======== Dataset
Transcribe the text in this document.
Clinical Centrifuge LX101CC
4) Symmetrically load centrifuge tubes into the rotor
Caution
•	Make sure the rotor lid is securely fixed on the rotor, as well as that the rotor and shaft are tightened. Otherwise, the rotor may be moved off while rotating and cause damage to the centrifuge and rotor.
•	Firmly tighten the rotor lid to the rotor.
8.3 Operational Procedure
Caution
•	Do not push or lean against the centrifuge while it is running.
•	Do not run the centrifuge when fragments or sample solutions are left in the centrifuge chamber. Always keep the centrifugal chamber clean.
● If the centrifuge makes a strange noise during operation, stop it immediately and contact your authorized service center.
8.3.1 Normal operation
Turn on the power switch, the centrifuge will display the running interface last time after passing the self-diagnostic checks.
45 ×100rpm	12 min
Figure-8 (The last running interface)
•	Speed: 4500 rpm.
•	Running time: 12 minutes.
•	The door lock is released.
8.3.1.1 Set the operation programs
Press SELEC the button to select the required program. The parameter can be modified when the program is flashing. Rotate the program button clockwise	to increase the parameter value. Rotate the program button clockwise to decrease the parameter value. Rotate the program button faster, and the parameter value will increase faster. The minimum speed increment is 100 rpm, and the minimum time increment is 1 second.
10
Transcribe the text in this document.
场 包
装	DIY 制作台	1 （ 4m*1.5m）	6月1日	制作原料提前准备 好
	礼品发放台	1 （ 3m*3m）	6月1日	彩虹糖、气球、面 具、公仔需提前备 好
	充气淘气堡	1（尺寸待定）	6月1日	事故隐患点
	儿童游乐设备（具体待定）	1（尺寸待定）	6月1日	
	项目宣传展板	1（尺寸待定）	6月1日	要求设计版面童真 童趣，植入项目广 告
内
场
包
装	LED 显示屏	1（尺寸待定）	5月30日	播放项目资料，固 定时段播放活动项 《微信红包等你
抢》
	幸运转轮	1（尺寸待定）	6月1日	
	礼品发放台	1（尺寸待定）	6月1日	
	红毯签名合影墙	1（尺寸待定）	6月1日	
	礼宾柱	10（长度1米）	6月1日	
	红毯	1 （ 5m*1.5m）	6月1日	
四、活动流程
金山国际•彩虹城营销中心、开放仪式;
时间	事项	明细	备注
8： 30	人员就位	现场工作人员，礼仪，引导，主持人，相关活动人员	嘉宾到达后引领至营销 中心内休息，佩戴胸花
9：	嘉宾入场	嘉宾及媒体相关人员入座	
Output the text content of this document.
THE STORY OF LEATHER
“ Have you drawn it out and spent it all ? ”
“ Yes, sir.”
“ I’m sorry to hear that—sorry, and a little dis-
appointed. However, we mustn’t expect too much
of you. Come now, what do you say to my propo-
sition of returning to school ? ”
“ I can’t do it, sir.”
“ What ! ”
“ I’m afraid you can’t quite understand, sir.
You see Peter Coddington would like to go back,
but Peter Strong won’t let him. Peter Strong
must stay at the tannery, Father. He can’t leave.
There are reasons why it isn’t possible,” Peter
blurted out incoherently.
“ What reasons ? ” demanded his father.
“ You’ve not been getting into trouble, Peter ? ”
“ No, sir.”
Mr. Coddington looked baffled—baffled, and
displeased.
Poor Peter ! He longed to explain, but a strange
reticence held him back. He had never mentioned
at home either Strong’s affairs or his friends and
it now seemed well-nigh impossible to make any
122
================
Problem requirements - Keep only those lines of the records that hold "礼品发放台", and return them.

Complete answer -
	礼品发放台	1 （ 3m*3m）	6月1日	彩虹糖、气球、面 具、公仔需提前备 好
	礼品发放台	1（尺寸待定）	6月1日	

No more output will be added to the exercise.